* WRITTEN TASK:
Find the lines that contain the word "并经考试合格后" and copy each one.

[Items from a dataset]
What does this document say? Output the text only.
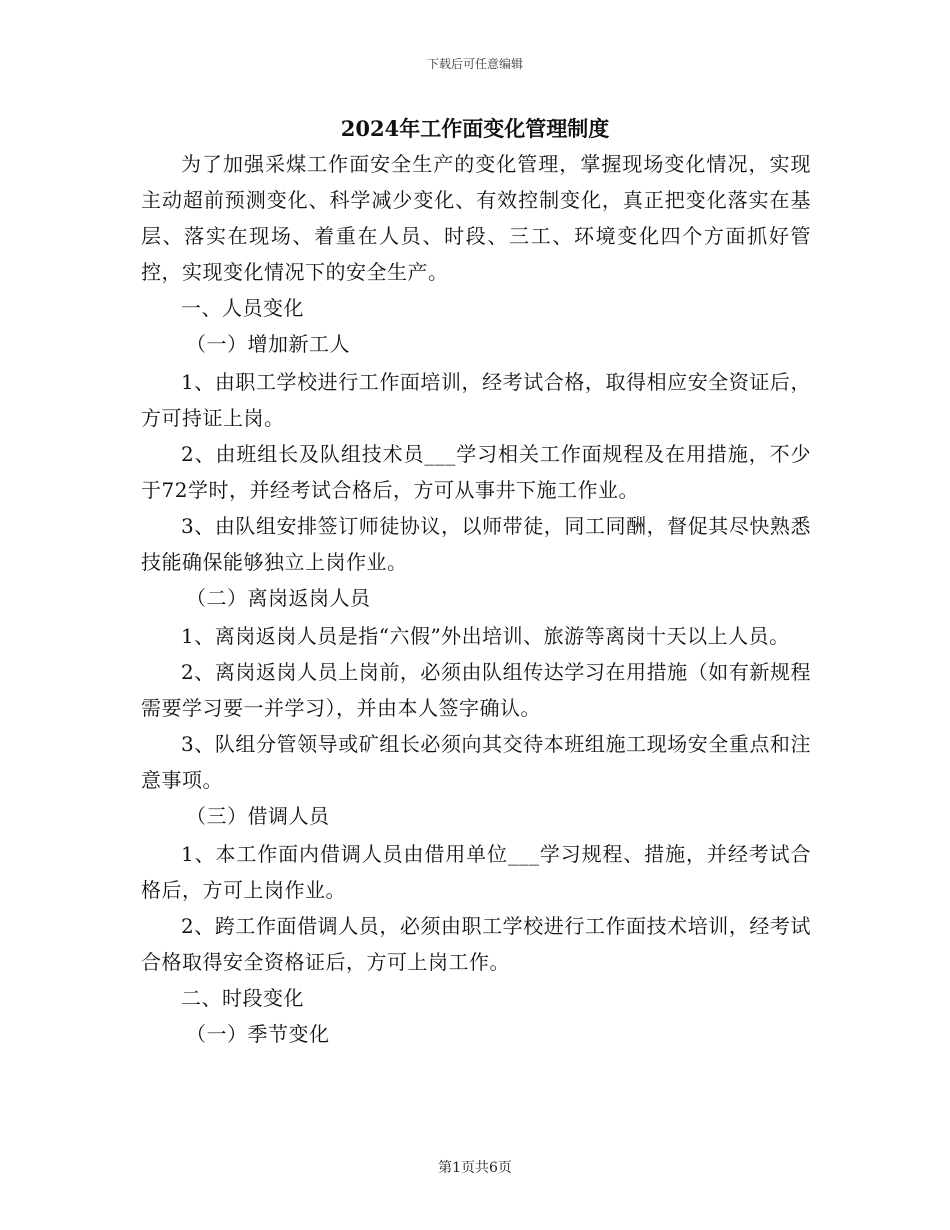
下载后可任意编辑
2024年工作面变化管理制度

为了加强采煤工作面安全生产的变化管理，掌握现场变化情况，实现主动超前预测变化、科学减少变化、有效控制变化，真正把变化落实在基层、落实在现场、着重在人员、时段、三工、环境变化四个方面抓好管控，实现变化情况下的安全生产。

一、人员变化

（一）增加新工人

1、由职工学校进行工作面培训，经考试合格，取得相应安全资证后，方可持证上岗。

2、由班组长及队组技术员___学习相关工作面规程及在用措施，不少于72学时，并经考试合格后，方可从事井下施工作业。

3、由队组安排签订师徒协议，以师带徒，同工同酬，督促其尽快熟悉技能确保能够独立上岗作业。

（二）离岗返岗人员

1、离岗返岗人员是指“六假”外出培训、旅游等离岗十天以上人员。

2、离岗返岗人员上岗前，必须由队组传达学习在用措施（如有新规程需要学习要一并学习），并由本人签字确认。

3、队组分管领导或矿组长必须向其交待本班组施工现场安全重点和注意事项。

（三）借调人员

1、本工作面内借调人员由借用单位___学习规程、措施，并经考试合格后，方可上岗作业。

2、跨工作面借调人员，必须由职工学校进行工作面技术培训，经考试合格取得安全资格证后，方可上岗工作。

二、时段变化

（一）季节变化

第1页共6页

* FINISHED ANSWER:
2、由班组长及队组技术员___学习相关工作面规程及在用措施，不少于72学时，并经考试合格后，方可从事井下施工作业。
1、本工作面内借调人员由借用单位___学习规程、措施，并经考试合格后，方可上岗作业。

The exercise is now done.